▶ **Objective**
Count every line in the entries that contains "Area". Report that count alone.

Start of Materials provided

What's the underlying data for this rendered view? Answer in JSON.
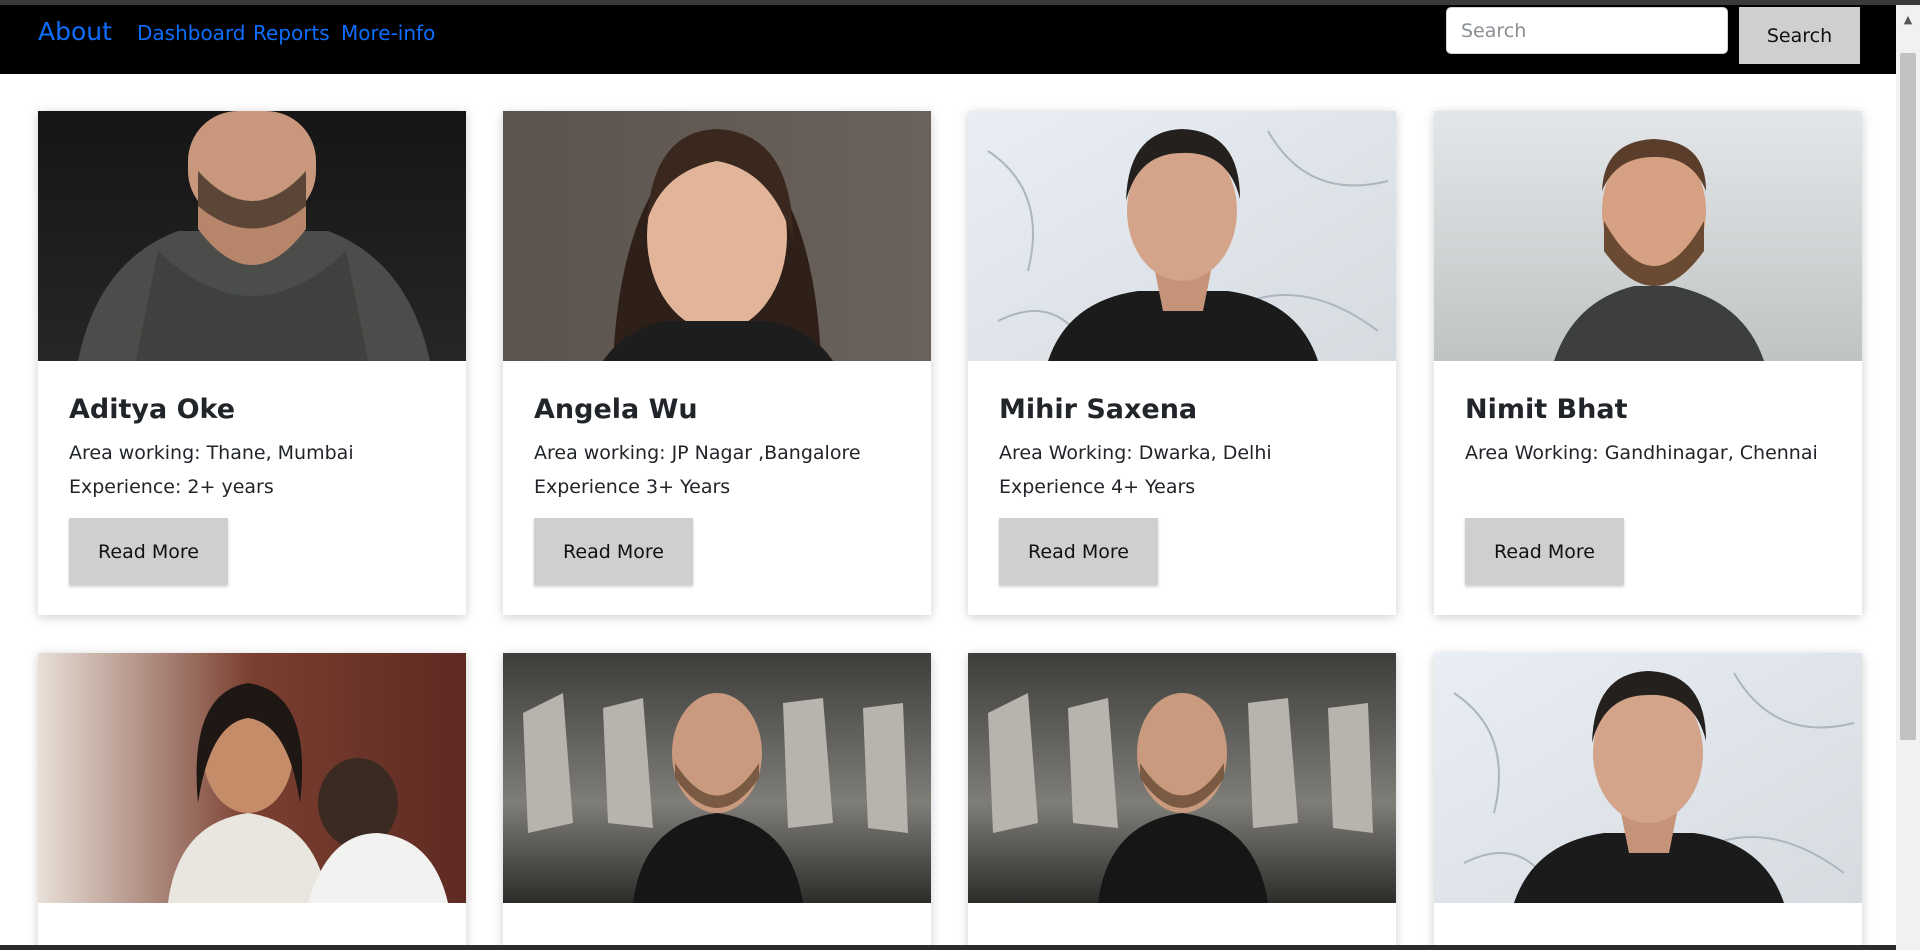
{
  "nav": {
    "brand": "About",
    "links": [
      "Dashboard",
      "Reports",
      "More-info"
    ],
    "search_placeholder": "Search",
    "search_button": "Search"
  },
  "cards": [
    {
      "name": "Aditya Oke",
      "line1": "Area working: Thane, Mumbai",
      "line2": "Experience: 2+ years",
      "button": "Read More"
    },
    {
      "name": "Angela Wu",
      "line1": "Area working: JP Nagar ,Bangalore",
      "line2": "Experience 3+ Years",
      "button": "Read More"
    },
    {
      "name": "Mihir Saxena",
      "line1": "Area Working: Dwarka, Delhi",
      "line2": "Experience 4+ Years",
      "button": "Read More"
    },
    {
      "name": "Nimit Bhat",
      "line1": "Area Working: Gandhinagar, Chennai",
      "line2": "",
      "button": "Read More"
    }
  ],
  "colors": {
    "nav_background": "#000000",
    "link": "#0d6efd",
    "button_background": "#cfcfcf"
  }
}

End of Materials provided

▶ **Task solution**
4